## SEITENAUSZUG
========================================================================

Mehr Interoperabilität
Oracle und Microsoft verknüpfen ihre Clouds
Pakt zielt auf Konkurrenten AWS
So mutmaßen denn auch Analysten, dass das Bündnis mit Microsoft ein Signal in Richtung AWS setzen soll. "Schließlich ist es kein Geheimnis, dass Oracle mittlerweile AWS als seinen größten Konkurrenten im Markt für Datenbanken sieht", sagt Gartner-Analyst René Büst. Allerdings lasse die Kooperation noch Fragen unbeantwortet. Beispielsweise, ob für Kunden weiterhin Kosten für den Datentransfer entstehen, wenn sie große Mengen an Informationen zwischen den beiden Cloud-Plattformen hin und her bewegen.
Im Großen und Ganzen schaffen sich beide Anbieter damit aber die Möglichkeit, gemeinsam auf Kunden zuzugehen, lautet Büsts Resümee. "Dieser Schritt kann sowohl Microsoft als auch Oracle dabei helfen, Kunden anzusprechen, die bereits Services von beiden Anbietern einsetzen, ohne den anderen unbedingt ausstechen zu müssen."
Neuer Schwung für Oracles lahmendes Cloud-Geschäft?
Mithilfe von Microsoft könnte Oracle sein Cloud-Business doch noch in Schwung bringen. Zuletzt hatten sich die Hinweise verdichtet, dass Oracle Probleme in dem so wichtigen Zukunftsmarkt hat. Gartner zufolge dominiert AWS mit einem Marktanteil von deutlich über 50 Prozent als unangefochtener Marktführer das globale Infrastructure-as-a-Service-Geschäft (IaaS). Microsoft, Alibaba und Google folgen mit deutlichem Abstand. Oracle taucht als eigenständiger Cloud-Anbieter nicht in den Rankings auf, sondern verschwindet unter "Sonstige Anbieter".
Ferner hatten Analysten Oracle dafür kritisiert, mittels geänderter Bilanzierungspraktiken seine enttäuschenden Cloud-Wachstumsraten zu verschleiern. Listete Oracle bis zum dritten Quartal des Finanzjahrs 2018 noch dediziert die Einnahmen mit SaaS- sowie zusammengefasst mit PaaS- und IaaS-Angeboten auf, verschwanden die Cloud-Umsätze seit dem darauf folgenden vierten Fiskalquartal in dem Posten "Cloud Services and License Support" - also Cloud-Einnahmen plus dem für Oracle wichtigen Umsatzbringer Wartung und Support für herkömmliche On-premise-Lizenzen. Auch in ihrer Kommentierung zum Cloud-Geschäft wurden die Oracle-Verantwortlichen immer einsilbiger.

========================================================================

## BEREITGESTELLTE DATEN

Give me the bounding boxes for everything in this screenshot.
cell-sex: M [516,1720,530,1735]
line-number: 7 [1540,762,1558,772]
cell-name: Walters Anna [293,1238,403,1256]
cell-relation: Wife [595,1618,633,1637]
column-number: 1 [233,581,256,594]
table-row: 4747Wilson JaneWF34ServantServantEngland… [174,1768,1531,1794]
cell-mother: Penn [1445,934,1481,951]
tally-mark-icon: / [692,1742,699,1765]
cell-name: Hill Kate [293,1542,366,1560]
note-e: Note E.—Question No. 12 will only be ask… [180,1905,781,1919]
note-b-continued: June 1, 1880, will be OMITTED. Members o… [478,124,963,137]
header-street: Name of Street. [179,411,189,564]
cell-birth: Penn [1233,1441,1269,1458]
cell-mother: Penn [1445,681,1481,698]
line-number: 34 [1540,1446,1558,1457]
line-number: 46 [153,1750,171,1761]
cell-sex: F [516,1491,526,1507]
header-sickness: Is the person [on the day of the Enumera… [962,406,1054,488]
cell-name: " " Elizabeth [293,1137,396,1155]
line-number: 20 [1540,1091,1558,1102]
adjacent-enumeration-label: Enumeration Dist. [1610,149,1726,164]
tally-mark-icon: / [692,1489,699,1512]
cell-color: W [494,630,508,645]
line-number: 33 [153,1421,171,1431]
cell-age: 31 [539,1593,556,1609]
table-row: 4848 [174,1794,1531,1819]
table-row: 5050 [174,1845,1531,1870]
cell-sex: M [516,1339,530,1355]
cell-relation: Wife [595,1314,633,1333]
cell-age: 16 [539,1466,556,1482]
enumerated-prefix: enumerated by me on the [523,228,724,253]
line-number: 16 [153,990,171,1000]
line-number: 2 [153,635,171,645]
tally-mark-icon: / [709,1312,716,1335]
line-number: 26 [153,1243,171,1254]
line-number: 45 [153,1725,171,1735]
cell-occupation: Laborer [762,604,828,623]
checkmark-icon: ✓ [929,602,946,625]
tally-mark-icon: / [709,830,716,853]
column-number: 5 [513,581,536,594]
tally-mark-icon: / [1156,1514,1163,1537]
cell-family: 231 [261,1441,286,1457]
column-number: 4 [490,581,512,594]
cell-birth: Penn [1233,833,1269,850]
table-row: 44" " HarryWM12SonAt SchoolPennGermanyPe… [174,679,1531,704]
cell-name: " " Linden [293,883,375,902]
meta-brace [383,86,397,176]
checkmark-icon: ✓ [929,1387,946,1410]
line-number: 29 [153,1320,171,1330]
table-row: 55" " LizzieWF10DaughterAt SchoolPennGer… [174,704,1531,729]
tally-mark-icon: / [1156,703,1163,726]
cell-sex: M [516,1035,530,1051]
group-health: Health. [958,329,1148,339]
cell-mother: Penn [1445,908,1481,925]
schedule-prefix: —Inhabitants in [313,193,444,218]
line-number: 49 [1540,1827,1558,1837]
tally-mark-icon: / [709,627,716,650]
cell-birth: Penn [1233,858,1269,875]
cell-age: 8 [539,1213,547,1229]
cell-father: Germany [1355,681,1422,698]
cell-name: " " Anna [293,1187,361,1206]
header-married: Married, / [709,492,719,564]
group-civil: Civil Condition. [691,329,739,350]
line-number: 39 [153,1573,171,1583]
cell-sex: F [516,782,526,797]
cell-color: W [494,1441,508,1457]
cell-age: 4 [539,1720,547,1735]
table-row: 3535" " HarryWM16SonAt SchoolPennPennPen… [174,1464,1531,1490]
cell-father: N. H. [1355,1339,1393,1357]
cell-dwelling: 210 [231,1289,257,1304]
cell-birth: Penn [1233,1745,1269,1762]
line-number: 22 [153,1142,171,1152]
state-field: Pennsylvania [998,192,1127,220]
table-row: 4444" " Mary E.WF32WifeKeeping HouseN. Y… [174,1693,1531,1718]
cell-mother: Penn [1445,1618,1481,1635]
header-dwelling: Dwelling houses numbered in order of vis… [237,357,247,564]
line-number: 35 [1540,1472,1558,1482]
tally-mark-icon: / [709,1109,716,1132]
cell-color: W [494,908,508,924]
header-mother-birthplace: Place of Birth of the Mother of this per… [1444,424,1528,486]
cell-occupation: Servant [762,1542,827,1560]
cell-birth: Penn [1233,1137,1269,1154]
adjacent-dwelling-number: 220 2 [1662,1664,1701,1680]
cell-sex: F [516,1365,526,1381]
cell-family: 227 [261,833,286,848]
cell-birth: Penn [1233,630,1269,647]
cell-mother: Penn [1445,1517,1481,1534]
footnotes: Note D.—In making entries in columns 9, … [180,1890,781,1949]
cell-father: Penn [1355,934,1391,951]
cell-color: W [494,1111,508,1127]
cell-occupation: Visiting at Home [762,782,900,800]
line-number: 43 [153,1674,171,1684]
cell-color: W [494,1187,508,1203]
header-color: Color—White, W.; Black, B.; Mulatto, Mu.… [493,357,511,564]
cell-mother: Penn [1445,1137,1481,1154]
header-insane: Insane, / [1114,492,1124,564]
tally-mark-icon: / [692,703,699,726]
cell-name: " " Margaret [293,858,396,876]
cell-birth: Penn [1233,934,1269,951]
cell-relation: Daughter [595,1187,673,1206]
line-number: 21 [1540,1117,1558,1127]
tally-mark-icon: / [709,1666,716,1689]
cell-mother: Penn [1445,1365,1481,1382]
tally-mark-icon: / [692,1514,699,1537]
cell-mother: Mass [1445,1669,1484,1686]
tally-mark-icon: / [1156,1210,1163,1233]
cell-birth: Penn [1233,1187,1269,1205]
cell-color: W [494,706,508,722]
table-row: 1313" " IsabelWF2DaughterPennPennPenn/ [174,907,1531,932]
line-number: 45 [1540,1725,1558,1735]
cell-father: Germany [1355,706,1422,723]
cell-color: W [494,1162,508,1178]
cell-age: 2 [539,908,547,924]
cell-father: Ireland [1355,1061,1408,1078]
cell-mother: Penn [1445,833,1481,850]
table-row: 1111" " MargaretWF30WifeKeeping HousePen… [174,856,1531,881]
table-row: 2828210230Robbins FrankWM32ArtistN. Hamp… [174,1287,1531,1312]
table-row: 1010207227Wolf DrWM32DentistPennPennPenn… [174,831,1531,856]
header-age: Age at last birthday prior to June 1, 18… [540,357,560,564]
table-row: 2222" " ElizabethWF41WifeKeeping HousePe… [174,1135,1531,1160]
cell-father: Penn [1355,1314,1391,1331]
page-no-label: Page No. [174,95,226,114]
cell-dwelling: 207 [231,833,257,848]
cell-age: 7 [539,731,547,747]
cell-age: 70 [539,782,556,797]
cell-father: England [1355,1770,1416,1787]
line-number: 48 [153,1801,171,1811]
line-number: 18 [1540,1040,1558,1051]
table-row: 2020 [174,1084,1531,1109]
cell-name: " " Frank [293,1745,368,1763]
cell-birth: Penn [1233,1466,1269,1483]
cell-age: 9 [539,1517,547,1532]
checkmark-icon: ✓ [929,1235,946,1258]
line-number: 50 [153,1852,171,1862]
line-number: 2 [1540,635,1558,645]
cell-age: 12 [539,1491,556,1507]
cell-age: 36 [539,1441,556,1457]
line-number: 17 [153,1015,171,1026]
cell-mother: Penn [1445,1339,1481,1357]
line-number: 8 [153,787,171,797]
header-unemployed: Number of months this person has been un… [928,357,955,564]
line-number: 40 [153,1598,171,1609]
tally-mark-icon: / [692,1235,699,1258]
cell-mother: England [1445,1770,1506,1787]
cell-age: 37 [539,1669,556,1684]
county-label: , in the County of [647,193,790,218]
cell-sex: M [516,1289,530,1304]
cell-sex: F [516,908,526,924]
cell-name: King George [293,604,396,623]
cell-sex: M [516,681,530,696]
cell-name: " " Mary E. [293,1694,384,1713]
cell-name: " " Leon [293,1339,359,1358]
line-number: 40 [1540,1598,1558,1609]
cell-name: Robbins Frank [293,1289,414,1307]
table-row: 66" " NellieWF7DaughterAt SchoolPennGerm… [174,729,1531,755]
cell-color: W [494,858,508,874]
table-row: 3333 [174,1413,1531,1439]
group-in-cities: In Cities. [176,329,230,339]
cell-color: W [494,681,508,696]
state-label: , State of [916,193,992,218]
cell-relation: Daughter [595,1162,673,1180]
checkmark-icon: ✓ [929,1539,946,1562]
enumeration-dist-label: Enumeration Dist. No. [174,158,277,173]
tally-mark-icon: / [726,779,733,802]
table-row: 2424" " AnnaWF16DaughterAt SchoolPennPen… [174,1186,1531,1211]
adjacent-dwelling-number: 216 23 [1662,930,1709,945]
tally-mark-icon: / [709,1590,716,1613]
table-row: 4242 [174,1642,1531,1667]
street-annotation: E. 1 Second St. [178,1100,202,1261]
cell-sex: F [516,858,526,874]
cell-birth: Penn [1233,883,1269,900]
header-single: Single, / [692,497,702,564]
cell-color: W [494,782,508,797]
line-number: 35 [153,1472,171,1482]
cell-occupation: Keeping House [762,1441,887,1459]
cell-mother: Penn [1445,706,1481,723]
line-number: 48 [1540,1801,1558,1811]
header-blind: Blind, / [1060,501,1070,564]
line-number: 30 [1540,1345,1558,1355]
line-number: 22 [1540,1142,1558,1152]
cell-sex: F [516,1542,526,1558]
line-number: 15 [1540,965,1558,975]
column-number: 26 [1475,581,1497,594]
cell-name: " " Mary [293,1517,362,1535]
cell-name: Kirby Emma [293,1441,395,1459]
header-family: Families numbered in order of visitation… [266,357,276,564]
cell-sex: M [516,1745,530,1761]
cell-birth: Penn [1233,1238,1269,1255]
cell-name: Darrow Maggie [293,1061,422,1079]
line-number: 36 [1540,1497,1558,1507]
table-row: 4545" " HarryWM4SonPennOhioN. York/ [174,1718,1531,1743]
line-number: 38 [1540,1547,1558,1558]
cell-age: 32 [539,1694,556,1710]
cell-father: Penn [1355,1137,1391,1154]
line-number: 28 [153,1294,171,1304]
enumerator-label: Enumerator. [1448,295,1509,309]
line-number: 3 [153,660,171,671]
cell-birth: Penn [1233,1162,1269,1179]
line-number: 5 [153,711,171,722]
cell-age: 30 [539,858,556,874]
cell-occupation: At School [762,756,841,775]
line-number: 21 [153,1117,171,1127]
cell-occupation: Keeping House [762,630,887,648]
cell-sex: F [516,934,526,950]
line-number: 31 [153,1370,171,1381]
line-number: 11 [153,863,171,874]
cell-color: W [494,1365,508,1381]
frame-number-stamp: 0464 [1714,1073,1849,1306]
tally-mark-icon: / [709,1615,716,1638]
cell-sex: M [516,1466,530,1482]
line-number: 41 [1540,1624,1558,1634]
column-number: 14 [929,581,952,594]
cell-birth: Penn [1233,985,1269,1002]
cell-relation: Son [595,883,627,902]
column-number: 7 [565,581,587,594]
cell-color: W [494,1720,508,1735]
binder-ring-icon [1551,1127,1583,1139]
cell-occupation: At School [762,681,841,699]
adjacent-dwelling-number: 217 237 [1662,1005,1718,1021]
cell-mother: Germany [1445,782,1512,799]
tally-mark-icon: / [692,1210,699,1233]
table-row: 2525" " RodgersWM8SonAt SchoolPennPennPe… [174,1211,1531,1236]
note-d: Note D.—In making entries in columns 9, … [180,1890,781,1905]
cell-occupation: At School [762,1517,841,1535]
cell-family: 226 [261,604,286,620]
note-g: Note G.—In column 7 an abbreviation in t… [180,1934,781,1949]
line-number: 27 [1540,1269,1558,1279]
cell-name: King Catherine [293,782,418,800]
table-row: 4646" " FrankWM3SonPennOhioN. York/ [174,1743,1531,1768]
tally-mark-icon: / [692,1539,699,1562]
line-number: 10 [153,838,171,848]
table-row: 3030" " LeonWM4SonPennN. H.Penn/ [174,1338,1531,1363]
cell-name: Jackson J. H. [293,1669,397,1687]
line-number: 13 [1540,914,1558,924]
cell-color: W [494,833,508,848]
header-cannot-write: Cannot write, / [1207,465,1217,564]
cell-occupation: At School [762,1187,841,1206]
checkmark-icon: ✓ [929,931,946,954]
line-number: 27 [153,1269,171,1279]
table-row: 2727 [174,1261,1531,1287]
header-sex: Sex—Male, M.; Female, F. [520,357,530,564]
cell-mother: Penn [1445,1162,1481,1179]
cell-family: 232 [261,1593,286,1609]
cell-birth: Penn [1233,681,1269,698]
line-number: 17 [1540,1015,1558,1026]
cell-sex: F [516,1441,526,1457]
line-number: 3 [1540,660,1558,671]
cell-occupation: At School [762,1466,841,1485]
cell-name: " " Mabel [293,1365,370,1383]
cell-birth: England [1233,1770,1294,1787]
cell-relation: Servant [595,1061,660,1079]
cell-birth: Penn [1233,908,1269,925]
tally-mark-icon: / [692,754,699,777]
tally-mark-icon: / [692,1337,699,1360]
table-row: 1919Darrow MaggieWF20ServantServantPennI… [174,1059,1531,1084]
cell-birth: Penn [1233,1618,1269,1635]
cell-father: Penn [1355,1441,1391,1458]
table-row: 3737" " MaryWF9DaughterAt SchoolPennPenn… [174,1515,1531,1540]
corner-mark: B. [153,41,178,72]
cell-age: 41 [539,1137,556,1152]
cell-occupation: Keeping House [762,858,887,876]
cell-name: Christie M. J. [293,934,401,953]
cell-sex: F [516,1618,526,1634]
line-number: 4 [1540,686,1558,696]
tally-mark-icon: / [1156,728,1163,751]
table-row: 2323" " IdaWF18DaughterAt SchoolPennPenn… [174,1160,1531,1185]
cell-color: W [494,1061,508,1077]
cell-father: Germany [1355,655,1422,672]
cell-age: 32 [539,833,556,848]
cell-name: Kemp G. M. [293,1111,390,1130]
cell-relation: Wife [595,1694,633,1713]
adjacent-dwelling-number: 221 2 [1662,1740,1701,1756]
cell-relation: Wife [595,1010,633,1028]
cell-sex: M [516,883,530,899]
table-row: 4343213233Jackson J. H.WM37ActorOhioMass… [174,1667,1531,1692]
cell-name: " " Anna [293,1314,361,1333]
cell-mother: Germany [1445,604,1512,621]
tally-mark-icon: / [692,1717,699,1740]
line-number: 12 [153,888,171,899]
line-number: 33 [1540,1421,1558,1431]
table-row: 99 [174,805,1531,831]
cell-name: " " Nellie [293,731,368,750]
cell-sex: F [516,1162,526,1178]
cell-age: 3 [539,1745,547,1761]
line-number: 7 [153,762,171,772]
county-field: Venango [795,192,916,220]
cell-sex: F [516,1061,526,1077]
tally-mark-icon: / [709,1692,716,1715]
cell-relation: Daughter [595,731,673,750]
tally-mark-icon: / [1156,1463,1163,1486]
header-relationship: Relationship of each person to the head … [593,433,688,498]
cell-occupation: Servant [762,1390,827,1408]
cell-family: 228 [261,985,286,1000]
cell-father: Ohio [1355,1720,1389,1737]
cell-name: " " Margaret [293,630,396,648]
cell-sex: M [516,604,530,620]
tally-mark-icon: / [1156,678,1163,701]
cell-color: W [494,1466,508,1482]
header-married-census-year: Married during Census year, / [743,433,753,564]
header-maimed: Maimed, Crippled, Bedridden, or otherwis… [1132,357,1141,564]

========================================================================

## AUFGABEN
1/ Fasse den Artikel über die Cloud-Kooperation von Oracle und Microsoft in zwei Sätzen zusammen.
2/ Übersetze den folgenden Satz aus dem Artikel über die Cloud-Kooperation von Oracle und Microsoft ins Englische: "Mithilfe von Microsoft könnte Oracle sein Cloud-Business doch noch in Schwung bringen."
3/ Knüpfe an den letzten Satz im Artikel über die Cloud-Kooperation von Oracle und Microsoft an und schreibe den Text weiter.

## ERGEBNISSE
1/ Analysten vermuten, dass das Bündnis von Oracle und Microsoft ein Signal in Richtung AWS setzen soll, und laut Gartner-Analyst René Büst können beide Anbieter damit gemeinsam auf Kunden zugehen. Mithilfe von Microsoft könnte Oracle sein Cloud-Geschäft in Schwung bringen, bei dem sich zuletzt Hinweise auf Probleme verdichtet hatten und dessen enttäuschende Wachstumsraten Oracle nach Kritik von Analysten durch geänderte Bilanzierungspraktiken verschleiert.

2/ With Microsoft's help, Oracle could still get its cloud business going after all.

3/
Kunden würden bestehende Lizenzen weiter in der Cloud nutzen, hatte Oracles Co-CEO Safra Catz im vergangenen Jahr die veränderte Bilanzierung zu rechtfertigen versucht. Damit fielen weiterhin Wartungsgebühren an, aber eigentlich handele es sich bereits um Cloud-Geschäft. Vorwürfe, Oracle verstecke seine Cloud-Zahlen, um Schwächen in diesem Geschäftsbereich zu vertuschen, wies die Managerin zurück.
Den Verdacht, dass es um Oracles Cloud-Business nicht gut bestellt sei, konnte Catz allerdings nicht entkräften. Man könne davon ausgehen, dass sich das Cloud-Wachstum auf einem bestimmten Niveau eingependelt habe, während die klassischen On-premise-Umsätze weiter zurückgingen, stellte 2018 Angela Eager fest, Research Director bei TechMarketView. Den Mangel an Cloud-Transparenz bezeichnete die Analystin als frustrierend. Cloud- und On-premise-Umsätze nicht zu trennen, stehe im Widerspruch zur bisherigen Berichterstattung sowie den Gepflogenheiten der Wettbewerber im Softwaremarkt.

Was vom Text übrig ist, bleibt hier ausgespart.